Stored records:
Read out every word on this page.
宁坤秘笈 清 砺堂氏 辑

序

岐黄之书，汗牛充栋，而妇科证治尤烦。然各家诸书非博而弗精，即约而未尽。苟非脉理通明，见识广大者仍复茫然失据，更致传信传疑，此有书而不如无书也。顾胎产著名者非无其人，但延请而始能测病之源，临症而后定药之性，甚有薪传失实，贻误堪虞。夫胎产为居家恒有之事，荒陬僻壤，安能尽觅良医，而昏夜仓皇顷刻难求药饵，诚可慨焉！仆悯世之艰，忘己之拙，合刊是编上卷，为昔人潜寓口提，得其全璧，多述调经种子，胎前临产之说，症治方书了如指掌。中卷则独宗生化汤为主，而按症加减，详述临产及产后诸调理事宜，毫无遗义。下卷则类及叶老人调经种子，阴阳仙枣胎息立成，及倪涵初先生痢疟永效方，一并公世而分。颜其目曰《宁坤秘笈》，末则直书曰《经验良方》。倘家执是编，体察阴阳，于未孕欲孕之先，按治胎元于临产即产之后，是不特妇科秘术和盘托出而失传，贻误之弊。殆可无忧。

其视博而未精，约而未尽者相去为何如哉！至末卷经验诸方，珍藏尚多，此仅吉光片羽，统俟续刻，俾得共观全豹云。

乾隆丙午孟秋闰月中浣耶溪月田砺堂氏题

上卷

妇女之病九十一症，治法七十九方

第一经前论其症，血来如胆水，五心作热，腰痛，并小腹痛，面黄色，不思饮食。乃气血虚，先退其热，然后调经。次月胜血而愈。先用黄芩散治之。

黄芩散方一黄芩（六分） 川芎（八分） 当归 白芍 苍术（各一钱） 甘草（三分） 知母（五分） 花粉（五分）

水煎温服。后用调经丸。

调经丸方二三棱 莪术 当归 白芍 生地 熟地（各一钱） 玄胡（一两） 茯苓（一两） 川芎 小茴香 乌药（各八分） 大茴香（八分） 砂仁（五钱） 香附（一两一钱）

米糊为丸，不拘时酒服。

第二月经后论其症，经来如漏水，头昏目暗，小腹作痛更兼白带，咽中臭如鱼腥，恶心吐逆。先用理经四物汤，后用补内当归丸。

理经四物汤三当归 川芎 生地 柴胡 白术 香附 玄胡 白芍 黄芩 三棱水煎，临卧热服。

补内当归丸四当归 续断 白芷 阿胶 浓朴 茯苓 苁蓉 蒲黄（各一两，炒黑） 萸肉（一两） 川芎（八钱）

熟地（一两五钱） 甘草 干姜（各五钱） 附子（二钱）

TASK PROMPT →
Write out the entire listing exactly.

EXERCISE RESULT →
Read out every word on this page.
宁坤秘笈 清 砺堂氏 辑

序

岐黄之书，汗牛充栋，而妇科证治尤烦。然各家诸书非博而弗精，即约而未尽。苟非脉理通明，见识广大者仍复茫然失据，更致传信传疑，此有书而不如无书也。顾胎产著名者非无其人，但延请而始能测病之源，临症而后定药之性，甚有薪传失实，贻误堪虞。夫胎产为居家恒有之事，荒陬僻壤，安能尽觅良医，而昏夜仓皇顷刻难求药饵，诚可慨焉！仆悯世之艰，忘己之拙，合刊是编上卷，为昔人潜寓口提，得其全璧，多述调经种子，胎前临产之说，症治方书了如指掌。中卷则独宗生化汤为主，而按症加减，详述临产及产后诸调理事宜，毫无遗义。下卷则类及叶老人调经种子，阴阳仙枣胎息立成，及倪涵初先生痢疟永效方，一并公世而分。颜其目曰《宁坤秘笈》，末则直书曰《经验良方》。倘家执是编，体察阴阳，于未孕欲孕之先，按治胎元于临产即产之后，是不特妇科秘术和盘托出而失传，贻误之弊。殆可无忧。

其视博而未精，约而未尽者相去为何如哉！至末卷经验诸方，珍藏尚多，此仅吉光片羽，统俟续刻，俾得共观全豹云。

乾隆丙午孟秋闰月中浣耶溪月田砺堂氏题

上卷

妇女之病九十一症，治法七十九方

第一经前论其症，血来如胆水，五心作热，腰痛，并小腹痛，面黄色，不思饮食。乃气血虚，先退其热，然后调经。次月胜血而愈。先用黄芩散治之。

黄芩散方一黄芩（六分） 川芎（八分） 当归 白芍 苍术（各一钱） 甘草（三分） 知母（五分） 花粉（五分）

水煎温服。后用调经丸。

调经丸方二三棱 莪术 当归 白芍 生地 熟地（各一钱） 玄胡（一两） 茯苓（一两） 川芎 小茴香 乌药（各八分） 大茴香（八分） 砂仁（五钱） 香附（一两一钱）

米糊为丸，不拘时酒服。

第二月经后论其症，经来如漏水，头昏目暗，小腹作痛更兼白带，咽中臭如鱼腥，恶心吐逆。先用理经四物汤，后用补内当归丸。

理经四物汤三当归 川芎 生地 柴胡 白术 香附 玄胡 白芍 黄芩 三棱水煎，临卧热服。

补内当归丸四当归 续断 白芷 阿胶 浓朴 茯苓 苁蓉 蒲黄（各一两，炒黑） 萸肉（一两） 川芎（八钱）

熟地（一两五钱） 甘草 干姜（各五钱） 附子（二钱）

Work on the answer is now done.